*Set problem*. Make an exact copy of the listing below.

------------------------------------

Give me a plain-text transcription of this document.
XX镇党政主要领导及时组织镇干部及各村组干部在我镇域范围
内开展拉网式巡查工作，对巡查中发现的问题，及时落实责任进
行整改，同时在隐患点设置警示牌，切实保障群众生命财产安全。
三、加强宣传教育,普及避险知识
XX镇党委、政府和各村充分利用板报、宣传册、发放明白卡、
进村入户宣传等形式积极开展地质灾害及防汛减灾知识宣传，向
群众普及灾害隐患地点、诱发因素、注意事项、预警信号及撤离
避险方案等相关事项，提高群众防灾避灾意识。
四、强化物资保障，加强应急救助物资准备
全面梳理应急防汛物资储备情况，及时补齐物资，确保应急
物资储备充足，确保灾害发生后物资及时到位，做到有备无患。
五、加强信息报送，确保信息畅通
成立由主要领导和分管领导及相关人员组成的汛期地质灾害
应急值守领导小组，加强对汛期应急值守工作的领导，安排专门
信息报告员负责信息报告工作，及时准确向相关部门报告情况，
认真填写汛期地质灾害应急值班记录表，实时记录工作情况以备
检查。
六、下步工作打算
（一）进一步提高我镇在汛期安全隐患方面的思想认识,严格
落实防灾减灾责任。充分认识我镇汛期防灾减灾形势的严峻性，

------------------------------------

*Result of this task*.
Give me a plain-text transcription of this document.
XX镇党政主要领导及时组织镇干部及各村组干部在我镇域范围
内开展拉网式巡查工作，对巡查中发现的问题，及时落实责任进
行整改，同时在隐患点设置警示牌，切实保障群众生命财产安全。
三、加强宣传教育,普及避险知识
XX镇党委、政府和各村充分利用板报、宣传册、发放明白卡、
进村入户宣传等形式积极开展地质灾害及防汛减灾知识宣传，向
群众普及灾害隐患地点、诱发因素、注意事项、预警信号及撤离
避险方案等相关事项，提高群众防灾避灾意识。
四、强化物资保障，加强应急救助物资准备
全面梳理应急防汛物资储备情况，及时补齐物资，确保应急
物资储备充足，确保灾害发生后物资及时到位，做到有备无患。
五、加强信息报送，确保信息畅通
成立由主要领导和分管领导及相关人员组成的汛期地质灾害
应急值守领导小组，加强对汛期应急值守工作的领导，安排专门
信息报告员负责信息报告工作，及时准确向相关部门报告情况，
认真填写汛期地质灾害应急值班记录表，实时记录工作情况以备
检查。
六、下步工作打算
（一）进一步提高我镇在汛期安全隐患方面的思想认识,严格
落实防灾减灾责任。充分认识我镇汛期防灾减灾形势的严峻性，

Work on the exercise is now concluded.